What is expected
List the lines of this listing that hold the word "border".
>>>>>
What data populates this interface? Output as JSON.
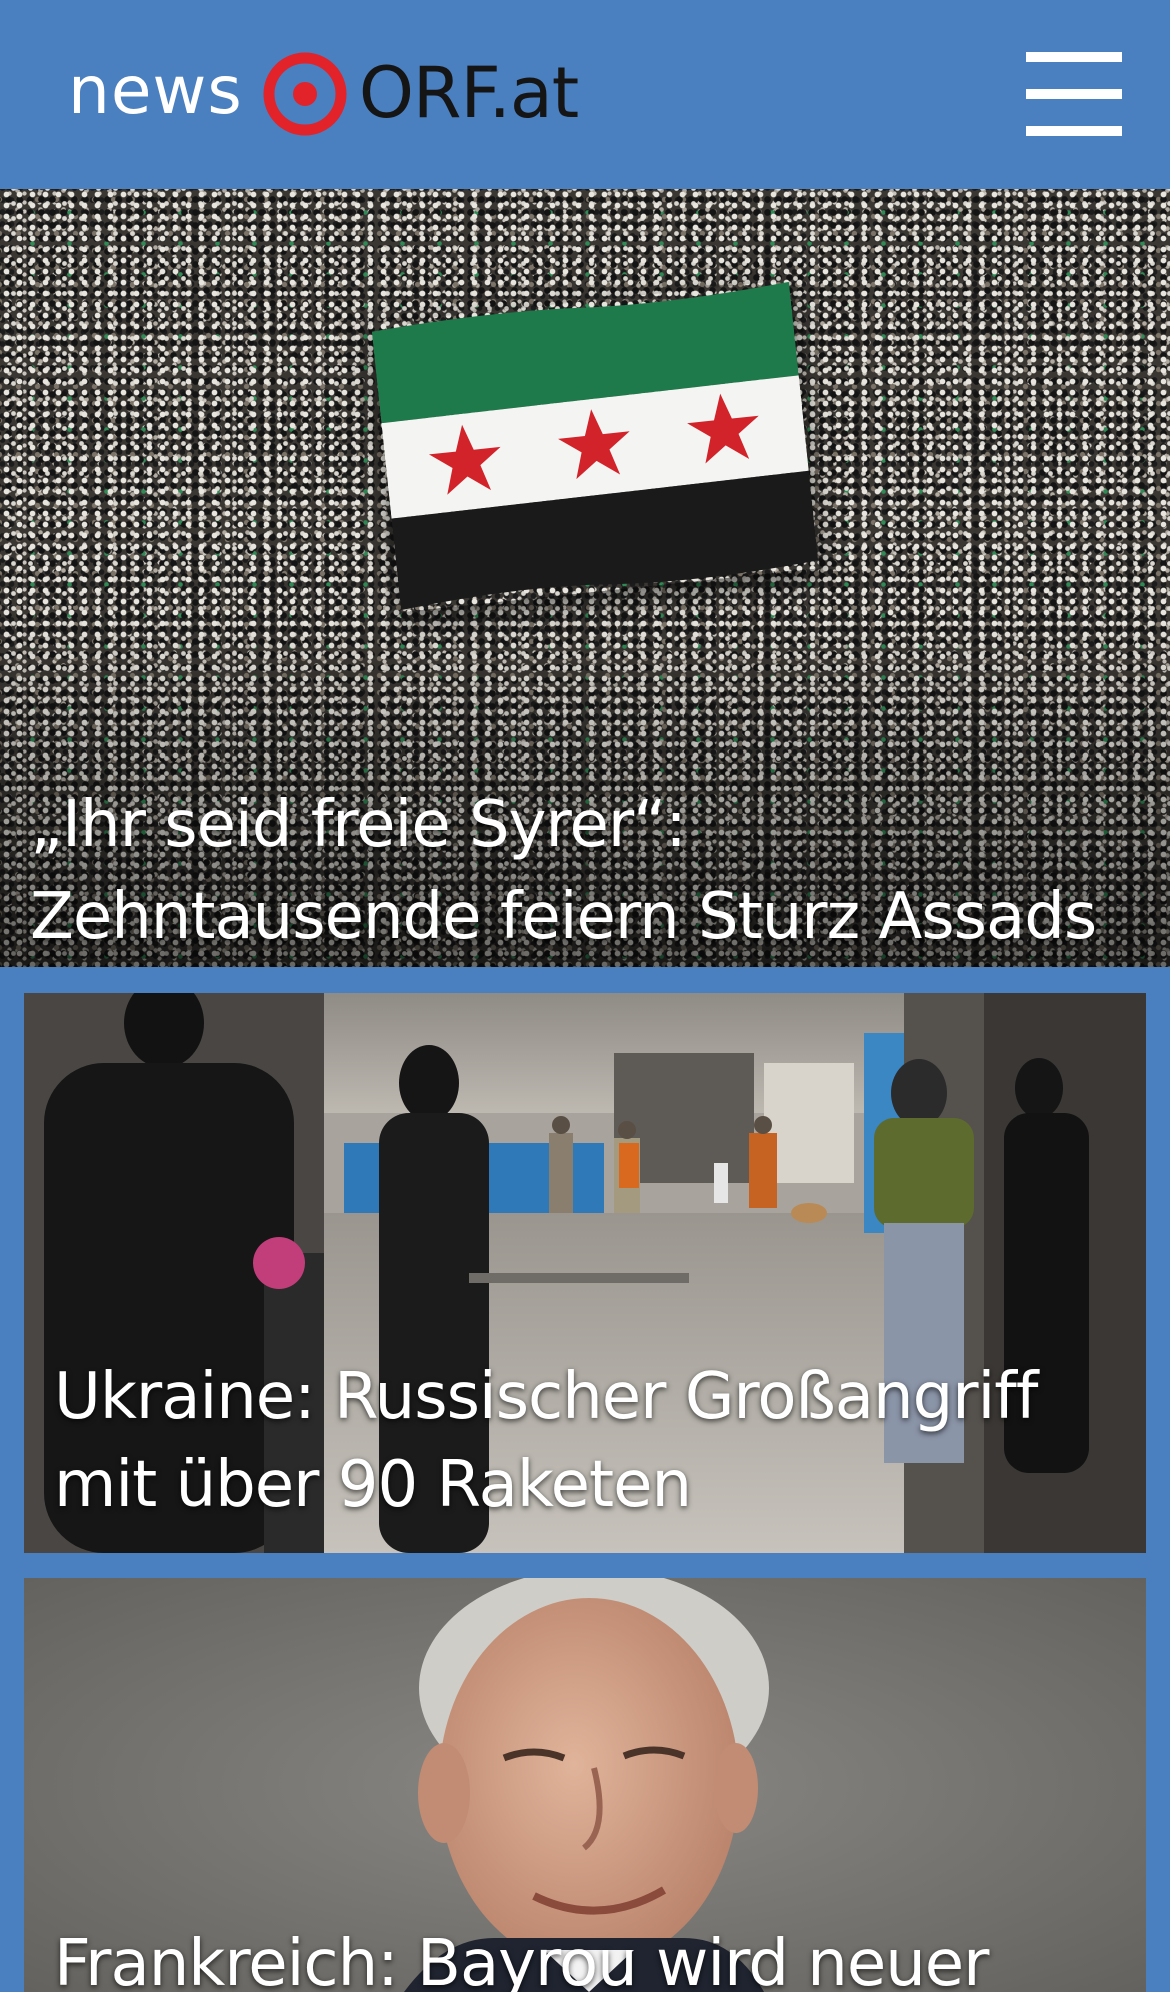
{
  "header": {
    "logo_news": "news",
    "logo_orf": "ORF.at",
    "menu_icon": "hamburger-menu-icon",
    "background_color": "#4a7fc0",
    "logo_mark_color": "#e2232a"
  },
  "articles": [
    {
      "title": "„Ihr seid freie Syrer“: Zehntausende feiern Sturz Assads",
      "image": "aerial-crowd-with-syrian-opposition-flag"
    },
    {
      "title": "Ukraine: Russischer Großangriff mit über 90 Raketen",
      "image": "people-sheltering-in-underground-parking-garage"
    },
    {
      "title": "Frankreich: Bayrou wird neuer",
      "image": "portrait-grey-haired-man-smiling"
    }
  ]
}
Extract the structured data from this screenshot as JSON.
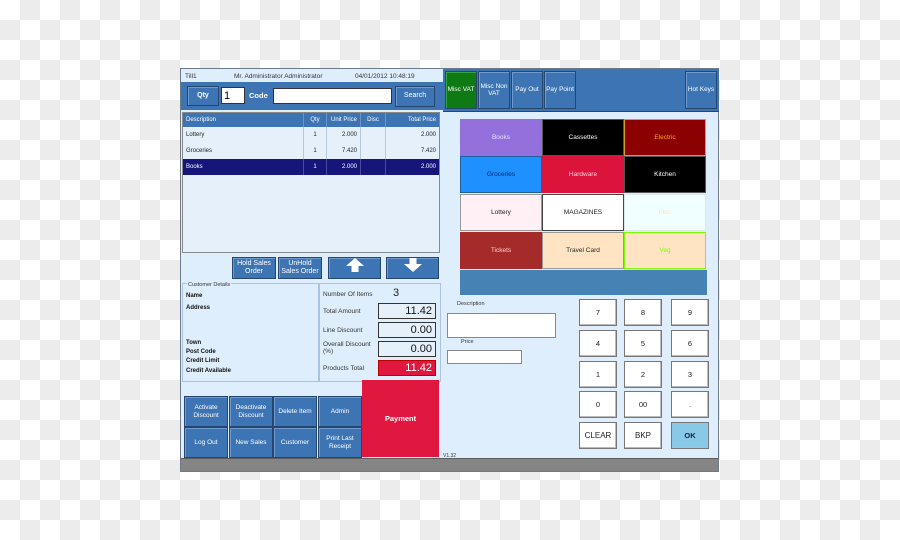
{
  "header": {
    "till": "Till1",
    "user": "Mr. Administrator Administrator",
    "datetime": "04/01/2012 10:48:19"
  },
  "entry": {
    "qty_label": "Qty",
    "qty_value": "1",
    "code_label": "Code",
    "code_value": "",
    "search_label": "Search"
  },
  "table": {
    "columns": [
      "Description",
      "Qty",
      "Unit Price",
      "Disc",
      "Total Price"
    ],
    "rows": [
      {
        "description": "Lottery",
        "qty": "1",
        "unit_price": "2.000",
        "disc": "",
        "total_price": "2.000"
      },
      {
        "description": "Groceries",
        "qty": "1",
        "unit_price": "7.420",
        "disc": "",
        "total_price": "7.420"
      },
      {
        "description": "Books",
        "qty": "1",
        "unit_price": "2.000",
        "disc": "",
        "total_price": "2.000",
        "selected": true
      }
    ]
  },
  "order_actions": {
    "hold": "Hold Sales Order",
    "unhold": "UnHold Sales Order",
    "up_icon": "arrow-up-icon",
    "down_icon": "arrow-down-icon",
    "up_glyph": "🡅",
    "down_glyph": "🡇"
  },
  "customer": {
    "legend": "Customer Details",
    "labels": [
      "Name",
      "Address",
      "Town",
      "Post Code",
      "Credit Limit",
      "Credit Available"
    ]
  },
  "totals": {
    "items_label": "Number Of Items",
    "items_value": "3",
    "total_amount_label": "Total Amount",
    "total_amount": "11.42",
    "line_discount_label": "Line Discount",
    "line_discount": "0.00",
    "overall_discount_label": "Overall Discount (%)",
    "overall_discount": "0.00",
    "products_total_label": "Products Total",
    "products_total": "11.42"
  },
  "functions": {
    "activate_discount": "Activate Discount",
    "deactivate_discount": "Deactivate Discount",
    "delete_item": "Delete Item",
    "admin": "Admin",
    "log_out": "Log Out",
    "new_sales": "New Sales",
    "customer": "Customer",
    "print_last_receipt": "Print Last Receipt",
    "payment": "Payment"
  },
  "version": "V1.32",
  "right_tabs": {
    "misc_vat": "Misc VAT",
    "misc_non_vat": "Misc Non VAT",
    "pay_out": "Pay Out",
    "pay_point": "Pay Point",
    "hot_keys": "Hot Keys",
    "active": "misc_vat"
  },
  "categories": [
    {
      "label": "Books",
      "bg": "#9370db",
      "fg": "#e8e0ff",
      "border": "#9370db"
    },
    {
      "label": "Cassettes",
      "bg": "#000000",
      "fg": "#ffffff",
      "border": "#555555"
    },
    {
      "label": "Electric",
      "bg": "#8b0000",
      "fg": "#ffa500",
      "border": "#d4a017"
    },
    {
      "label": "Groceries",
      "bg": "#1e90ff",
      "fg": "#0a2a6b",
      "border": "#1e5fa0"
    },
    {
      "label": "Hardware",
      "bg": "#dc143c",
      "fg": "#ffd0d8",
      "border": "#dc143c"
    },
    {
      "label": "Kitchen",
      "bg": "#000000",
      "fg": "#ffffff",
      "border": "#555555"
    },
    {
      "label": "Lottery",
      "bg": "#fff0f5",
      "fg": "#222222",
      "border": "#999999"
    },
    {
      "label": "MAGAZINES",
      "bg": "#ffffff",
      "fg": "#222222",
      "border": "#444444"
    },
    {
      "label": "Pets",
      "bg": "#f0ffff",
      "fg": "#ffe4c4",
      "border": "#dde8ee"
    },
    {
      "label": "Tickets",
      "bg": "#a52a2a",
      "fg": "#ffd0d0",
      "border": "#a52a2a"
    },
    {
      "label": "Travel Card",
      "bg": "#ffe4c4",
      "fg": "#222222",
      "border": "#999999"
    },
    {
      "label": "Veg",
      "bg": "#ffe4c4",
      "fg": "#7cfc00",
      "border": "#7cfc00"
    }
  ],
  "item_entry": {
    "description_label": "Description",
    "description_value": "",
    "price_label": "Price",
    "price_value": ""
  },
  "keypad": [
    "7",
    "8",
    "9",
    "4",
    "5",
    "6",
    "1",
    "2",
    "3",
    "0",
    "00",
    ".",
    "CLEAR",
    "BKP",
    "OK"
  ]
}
<<<<<
Full response
      "border": "#9370db"
      "border": "#555555"
      "border": "#d4a017"
      "border": "#1e5fa0"
      "border": "#dc143c"
      "border": "#555555"
      "border": "#999999"
      "border": "#444444"
      "border": "#dde8ee"
      "border": "#a52a2a"
      "border": "#999999"
      "border": "#7cfc00"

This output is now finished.